When Dr Mamphela Ramphele recently revealed that the national government handed Goldfields a list of people who should be "empowered" through equity transfers in order to comply with the Mining Charter, it confirmed our worst fears of the manipulation of BEE in the interests of a few. 

The DA will always reject crony enrichment and patronage schemes that seek to manipulate outcomes, rather than broaden opportunities. Indeed, the examples of crony enrichment posing as B-BBEE far outweigh the examples of genuine broad-based empowerment. 

We see this trend, yet again, in the Department of Trade and Industry's "revised codes of good practice". Far from broadening economic inclusion, they will protect and encourage the re-enrichment of the already wealthy. It raises the threshold for new entrants from R20-million to R50-million, thus enabling the already wealthy to be "re-empowered". And it makes 40% of the BEE ownership target compulsory in order to qualify for any rating. The DA strongly opposes these codes in their current form.

So where does this leave the DA in the debate on the B-BBEE Amendment Bill, currently before parliament?

The Amendment Bill focuses primarily on preventing "fronting", which occurs when businesses fraudulently misrepresent their B-BBEE status to win contracts. The Committee heard genuinely shocking examples of business owners submitting the names of people as directors of the companies without their knowledge - and without any intention of allowing them a meaningful say or stake in the company. 

We believe that "fronting" is wrong and should be exposed. We therefore support this core aim of the Bill. But there was also much in the draft Bill with which we disagree. As a result, the DA proposed many amendments during the committee stage.

We succeeded in getting the ANC's support for many of them, which is significant progress. For example, we succeeded in limiting the Minister's power to appoint members of the B-BBEE Commission. He must now do so in consultation with Parliament. This is a significant check and balance on potential power abuse.

But we lost the debate on the definition of "beneficiaries" in the Bill. The DA wanted this definition to focus on disadvantage rather than race. The ANC was determined to retain a race-based definition (presumably to leave the door open for further crony enrichment).

This race-based definition is difficult to accept, because even though there is a still a strong overlap in the South African context, race is not an exact proxy for disadvantage. We will never be able to fully support policies that require racial classification because this was the founding principle of the apartheid system which we fought to change. 

Some people will argue that liberals cannot, under any circumstances, support a Bill that includes a race-based definition (even if we support the Bills' main purpose to prevent ‘fronting' and even if we unambiguously support redress for the injustices of apartheid.)

But not all liberals agree with this view.

For example, many of us believe that the state has a responsibility to broaden inclusion for historically disadvantaged individuals, because this will not happen by itself.

In the early 1960s, the South African Liberal Party's policy handbook noted that "the state must...not shrink from such measures of intervention as may be necessary to ensure the creation of a non-racial economy with fair distribution and opportunity for all."

I agree with this position.

The critical question we must now ask ourselves is: Do we oppose the Bill as a whole because we did not succeed in changing this definition (even though we know the outcome will be broadly the same?) Or do we, on balance, support the Bill because it enables us to proceed with more examples of positive empowerment and economic inclusion (such as the examples I have mentioned above, especially where we govern in the Western Cape) while continuing to expose instances of abuse of B-BBEE for political patronage?

If we accept this Bill, we can continue to show how, where we govern, economic empowerment can work to redress apartheid's legacy by broadening opportunities for all.

The question is, couldn't we just do it anyway, without this Bill?

**Given request 1:** Name every political party that the passage on the B-BBEE Amendment Bill mentions.

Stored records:

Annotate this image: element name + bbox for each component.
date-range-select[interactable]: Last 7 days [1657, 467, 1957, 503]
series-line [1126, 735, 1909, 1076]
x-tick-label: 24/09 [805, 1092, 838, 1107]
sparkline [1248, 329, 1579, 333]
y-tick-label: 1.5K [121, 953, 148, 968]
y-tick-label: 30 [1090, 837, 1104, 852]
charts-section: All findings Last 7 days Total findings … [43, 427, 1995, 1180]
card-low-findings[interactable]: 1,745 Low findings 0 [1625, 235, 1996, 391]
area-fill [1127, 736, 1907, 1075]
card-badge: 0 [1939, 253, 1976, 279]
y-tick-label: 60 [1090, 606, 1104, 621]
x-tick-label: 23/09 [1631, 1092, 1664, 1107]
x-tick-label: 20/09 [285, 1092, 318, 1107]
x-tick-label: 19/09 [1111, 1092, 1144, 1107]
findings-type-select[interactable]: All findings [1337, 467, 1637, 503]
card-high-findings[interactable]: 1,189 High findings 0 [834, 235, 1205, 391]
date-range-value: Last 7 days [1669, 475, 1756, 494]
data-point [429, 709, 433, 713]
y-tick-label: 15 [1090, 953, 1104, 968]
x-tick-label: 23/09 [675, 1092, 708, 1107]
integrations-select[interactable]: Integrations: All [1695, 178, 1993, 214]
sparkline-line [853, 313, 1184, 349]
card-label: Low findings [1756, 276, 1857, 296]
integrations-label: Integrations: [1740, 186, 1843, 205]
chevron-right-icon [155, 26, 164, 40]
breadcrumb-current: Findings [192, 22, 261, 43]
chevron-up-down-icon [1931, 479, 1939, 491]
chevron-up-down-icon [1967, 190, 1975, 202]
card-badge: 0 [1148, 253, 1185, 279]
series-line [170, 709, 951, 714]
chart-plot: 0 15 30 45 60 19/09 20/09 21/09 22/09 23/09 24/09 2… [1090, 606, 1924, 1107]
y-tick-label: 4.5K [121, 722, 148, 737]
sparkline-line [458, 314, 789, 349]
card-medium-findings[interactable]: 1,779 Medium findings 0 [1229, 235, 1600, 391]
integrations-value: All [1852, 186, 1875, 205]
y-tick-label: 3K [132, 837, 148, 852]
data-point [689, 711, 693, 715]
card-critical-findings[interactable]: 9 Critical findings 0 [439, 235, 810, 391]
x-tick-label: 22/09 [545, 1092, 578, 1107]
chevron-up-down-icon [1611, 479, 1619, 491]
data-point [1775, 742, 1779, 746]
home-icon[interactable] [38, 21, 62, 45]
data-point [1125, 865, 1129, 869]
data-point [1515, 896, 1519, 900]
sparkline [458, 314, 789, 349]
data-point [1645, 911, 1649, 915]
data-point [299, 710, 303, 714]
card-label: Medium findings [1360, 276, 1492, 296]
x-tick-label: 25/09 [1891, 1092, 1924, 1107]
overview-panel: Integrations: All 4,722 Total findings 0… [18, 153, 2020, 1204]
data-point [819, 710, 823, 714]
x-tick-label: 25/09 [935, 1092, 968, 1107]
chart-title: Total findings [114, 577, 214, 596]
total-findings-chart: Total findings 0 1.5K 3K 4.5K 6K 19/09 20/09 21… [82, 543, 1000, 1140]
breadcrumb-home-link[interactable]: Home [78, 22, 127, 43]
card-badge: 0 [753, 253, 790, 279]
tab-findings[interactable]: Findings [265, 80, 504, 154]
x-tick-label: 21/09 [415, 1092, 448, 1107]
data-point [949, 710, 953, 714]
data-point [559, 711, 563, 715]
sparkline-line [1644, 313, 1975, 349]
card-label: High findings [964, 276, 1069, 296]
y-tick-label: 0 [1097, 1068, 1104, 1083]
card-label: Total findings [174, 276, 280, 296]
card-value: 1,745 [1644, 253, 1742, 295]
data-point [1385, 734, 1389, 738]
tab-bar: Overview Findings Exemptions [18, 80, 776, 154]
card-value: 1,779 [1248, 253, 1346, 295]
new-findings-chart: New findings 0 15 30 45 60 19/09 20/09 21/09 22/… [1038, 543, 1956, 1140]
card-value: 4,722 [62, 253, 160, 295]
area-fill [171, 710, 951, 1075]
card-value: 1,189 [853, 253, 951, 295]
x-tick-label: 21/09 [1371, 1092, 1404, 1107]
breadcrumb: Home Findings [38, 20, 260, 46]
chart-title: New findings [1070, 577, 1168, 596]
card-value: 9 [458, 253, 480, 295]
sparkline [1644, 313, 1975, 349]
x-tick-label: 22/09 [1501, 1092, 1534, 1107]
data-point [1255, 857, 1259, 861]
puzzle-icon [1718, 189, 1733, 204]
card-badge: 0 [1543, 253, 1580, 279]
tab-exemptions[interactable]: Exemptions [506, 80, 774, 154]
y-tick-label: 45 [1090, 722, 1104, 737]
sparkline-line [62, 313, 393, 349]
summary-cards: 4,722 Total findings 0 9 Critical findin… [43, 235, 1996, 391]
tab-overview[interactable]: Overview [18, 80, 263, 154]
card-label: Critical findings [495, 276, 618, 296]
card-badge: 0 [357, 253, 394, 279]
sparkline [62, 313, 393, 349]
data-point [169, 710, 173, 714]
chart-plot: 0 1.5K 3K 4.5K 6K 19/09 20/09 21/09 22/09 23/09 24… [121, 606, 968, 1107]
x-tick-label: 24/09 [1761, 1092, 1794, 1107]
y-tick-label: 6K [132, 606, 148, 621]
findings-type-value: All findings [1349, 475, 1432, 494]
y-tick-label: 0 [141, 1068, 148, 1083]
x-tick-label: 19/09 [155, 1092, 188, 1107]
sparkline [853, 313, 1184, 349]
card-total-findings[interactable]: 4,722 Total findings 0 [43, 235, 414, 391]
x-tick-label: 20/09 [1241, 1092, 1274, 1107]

**Given request 2:** Print the stored records from their first line up to and including the line containing "chevron-right-icon [155, 26, 164, 40]".

**Result 1:**
The DA
The ANC
The South African Liberal Party

**Result 2:**
Annotate this image: element name + bbox for each component.
date-range-select[interactable]: Last 7 days [1657, 467, 1957, 503]
series-line [1126, 735, 1909, 1076]
x-tick-label: 24/09 [805, 1092, 838, 1107]
sparkline [1248, 329, 1579, 333]
y-tick-label: 1.5K [121, 953, 148, 968]
y-tick-label: 30 [1090, 837, 1104, 852]
charts-section: All findings Last 7 days Total findings … [43, 427, 1995, 1180]
card-low-findings[interactable]: 1,745 Low findings 0 [1625, 235, 1996, 391]
area-fill [1127, 736, 1907, 1075]
card-badge: 0 [1939, 253, 1976, 279]
y-tick-label: 60 [1090, 606, 1104, 621]
x-tick-label: 23/09 [1631, 1092, 1664, 1107]
x-tick-label: 20/09 [285, 1092, 318, 1107]
x-tick-label: 19/09 [1111, 1092, 1144, 1107]
findings-type-select[interactable]: All findings [1337, 467, 1637, 503]
card-high-findings[interactable]: 1,189 High findings 0 [834, 235, 1205, 391]
date-range-value: Last 7 days [1669, 475, 1756, 494]
data-point [429, 709, 433, 713]
y-tick-label: 15 [1090, 953, 1104, 968]
x-tick-label: 23/09 [675, 1092, 708, 1107]
integrations-select[interactable]: Integrations: All [1695, 178, 1993, 214]
sparkline-line [853, 313, 1184, 349]
card-label: Low findings [1756, 276, 1857, 296]
integrations-label: Integrations: [1740, 186, 1843, 205]
chevron-right-icon [155, 26, 164, 40]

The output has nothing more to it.